--- Start of DATA ---

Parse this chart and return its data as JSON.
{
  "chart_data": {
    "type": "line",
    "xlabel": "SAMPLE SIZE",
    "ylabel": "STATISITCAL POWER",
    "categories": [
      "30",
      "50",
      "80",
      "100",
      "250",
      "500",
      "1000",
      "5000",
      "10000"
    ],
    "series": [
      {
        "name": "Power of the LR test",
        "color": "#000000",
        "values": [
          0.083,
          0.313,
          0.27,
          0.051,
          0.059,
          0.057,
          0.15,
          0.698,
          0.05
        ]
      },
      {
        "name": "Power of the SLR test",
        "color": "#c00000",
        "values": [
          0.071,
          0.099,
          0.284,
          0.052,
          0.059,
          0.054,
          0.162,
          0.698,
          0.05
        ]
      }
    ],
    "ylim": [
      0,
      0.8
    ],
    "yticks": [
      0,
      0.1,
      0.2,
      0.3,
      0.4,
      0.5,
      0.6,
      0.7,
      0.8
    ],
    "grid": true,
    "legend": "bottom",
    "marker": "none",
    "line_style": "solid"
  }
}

--- End of DATA ---
--- Start of DATA ---

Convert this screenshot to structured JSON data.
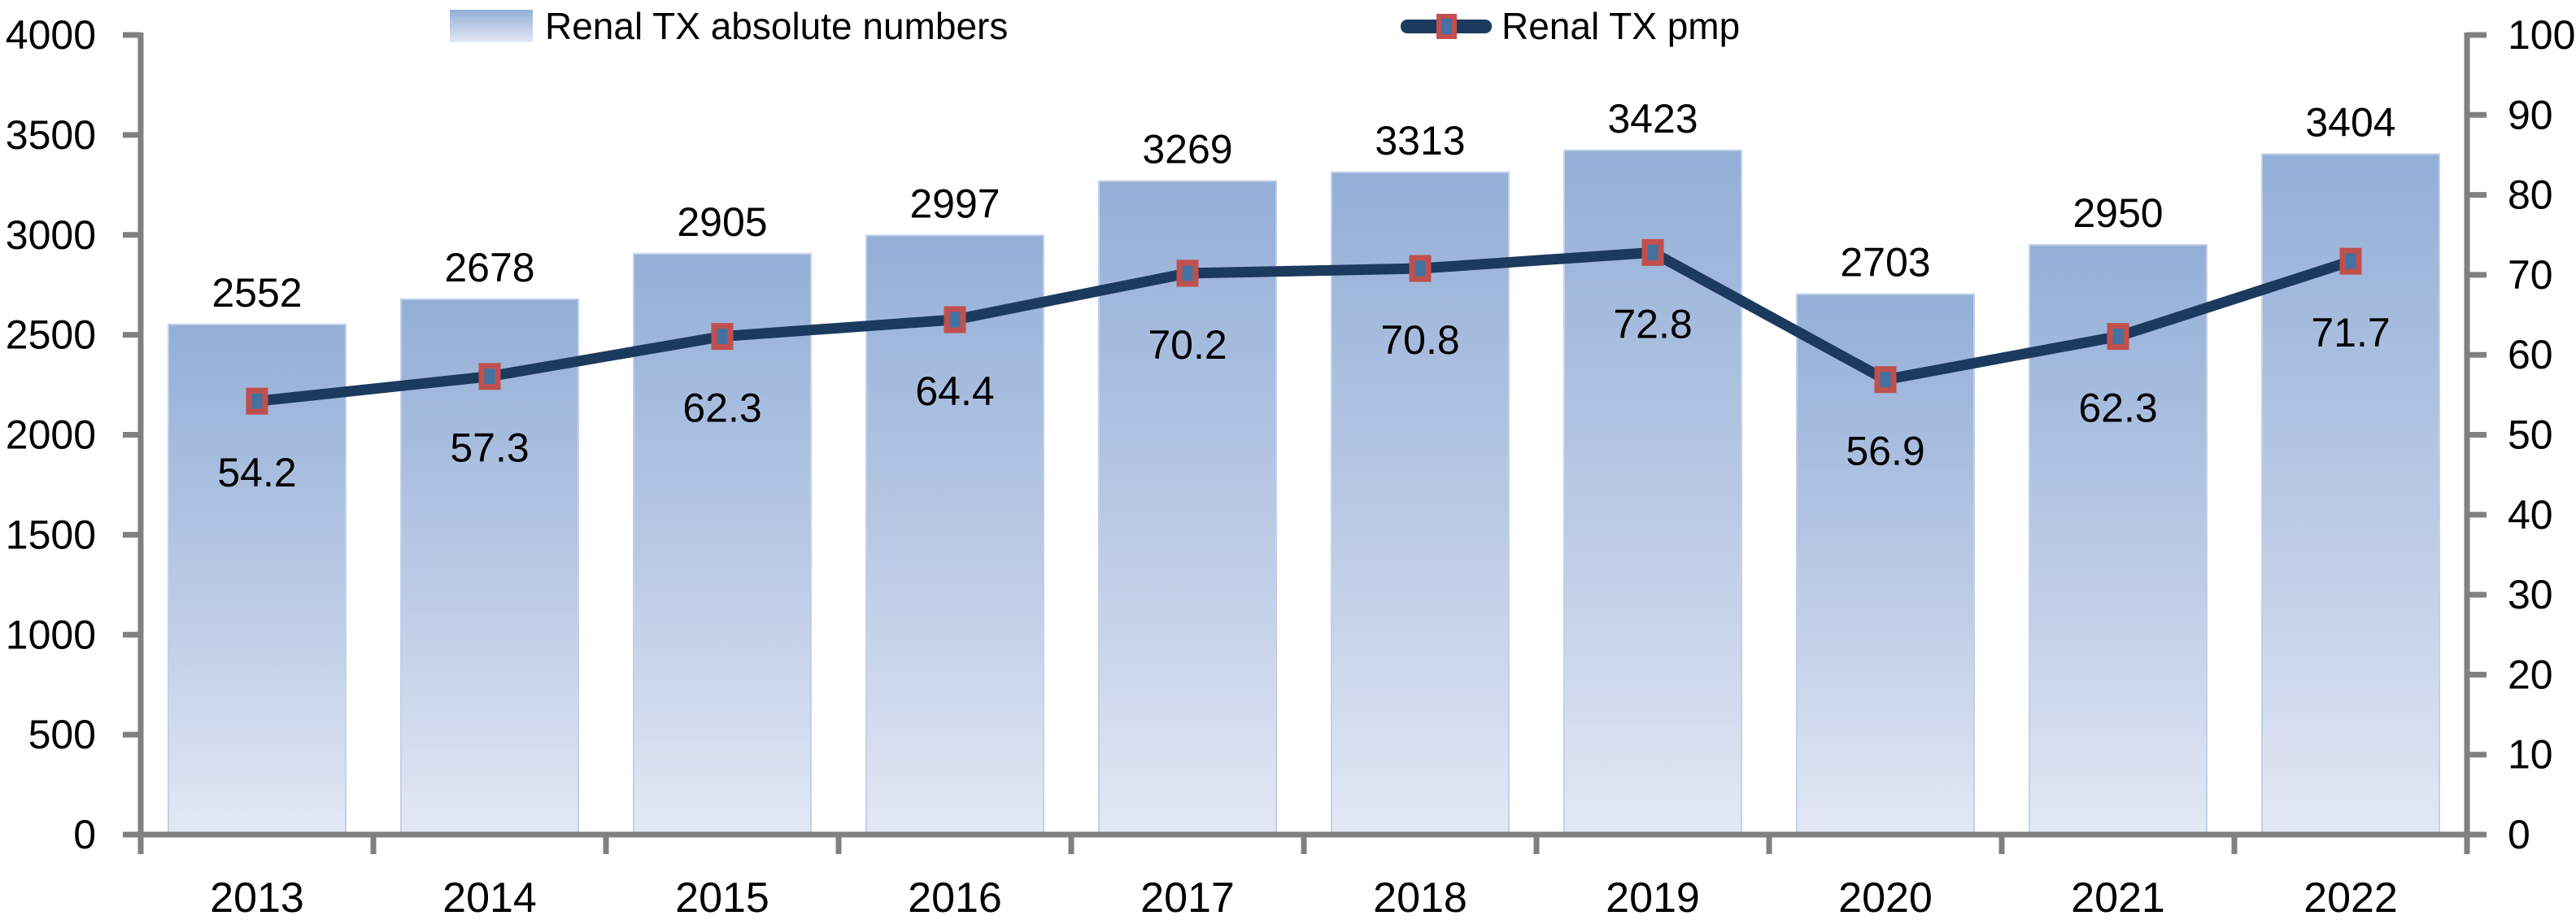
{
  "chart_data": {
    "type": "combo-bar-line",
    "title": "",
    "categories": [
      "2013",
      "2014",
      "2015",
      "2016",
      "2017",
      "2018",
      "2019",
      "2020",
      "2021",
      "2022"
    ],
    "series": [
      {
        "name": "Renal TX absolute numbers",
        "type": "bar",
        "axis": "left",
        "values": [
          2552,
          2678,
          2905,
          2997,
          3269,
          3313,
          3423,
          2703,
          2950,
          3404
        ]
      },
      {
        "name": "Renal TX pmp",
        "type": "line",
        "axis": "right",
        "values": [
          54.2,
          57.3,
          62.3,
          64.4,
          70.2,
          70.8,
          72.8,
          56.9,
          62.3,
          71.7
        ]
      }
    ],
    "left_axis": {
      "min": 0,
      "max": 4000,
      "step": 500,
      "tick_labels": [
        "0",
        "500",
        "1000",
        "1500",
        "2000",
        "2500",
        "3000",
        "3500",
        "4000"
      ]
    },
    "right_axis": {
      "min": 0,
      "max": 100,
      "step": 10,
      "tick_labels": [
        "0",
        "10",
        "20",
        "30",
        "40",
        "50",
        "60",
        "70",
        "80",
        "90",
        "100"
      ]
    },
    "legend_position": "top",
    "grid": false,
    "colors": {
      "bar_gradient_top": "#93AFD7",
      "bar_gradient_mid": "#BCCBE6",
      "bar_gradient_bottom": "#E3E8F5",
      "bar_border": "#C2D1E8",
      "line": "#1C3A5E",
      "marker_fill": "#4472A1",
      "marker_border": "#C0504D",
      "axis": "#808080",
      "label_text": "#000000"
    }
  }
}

--- End of DATA ---
--- Start of DATA ---

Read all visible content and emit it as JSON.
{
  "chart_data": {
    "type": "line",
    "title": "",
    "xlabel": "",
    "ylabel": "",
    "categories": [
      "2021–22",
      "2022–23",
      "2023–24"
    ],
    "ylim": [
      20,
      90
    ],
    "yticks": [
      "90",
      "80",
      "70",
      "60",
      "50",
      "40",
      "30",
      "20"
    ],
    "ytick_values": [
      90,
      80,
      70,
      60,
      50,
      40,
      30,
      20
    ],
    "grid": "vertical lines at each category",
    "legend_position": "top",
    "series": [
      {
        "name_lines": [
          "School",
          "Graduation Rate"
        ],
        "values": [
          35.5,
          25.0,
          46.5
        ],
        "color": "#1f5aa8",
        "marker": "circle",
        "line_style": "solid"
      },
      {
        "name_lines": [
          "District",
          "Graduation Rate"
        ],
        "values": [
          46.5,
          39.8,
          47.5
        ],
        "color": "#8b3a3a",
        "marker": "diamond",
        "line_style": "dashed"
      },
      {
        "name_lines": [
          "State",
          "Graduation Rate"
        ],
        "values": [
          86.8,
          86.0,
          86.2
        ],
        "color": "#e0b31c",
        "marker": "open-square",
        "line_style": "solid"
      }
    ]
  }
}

--- End of DATA ---

## TASK REQUIREMENTS:
Where a line holds "test", copy it out.

## FINAL RESULT:
        "name": "Power of the LR test",
        "name": "Power of the SLR test",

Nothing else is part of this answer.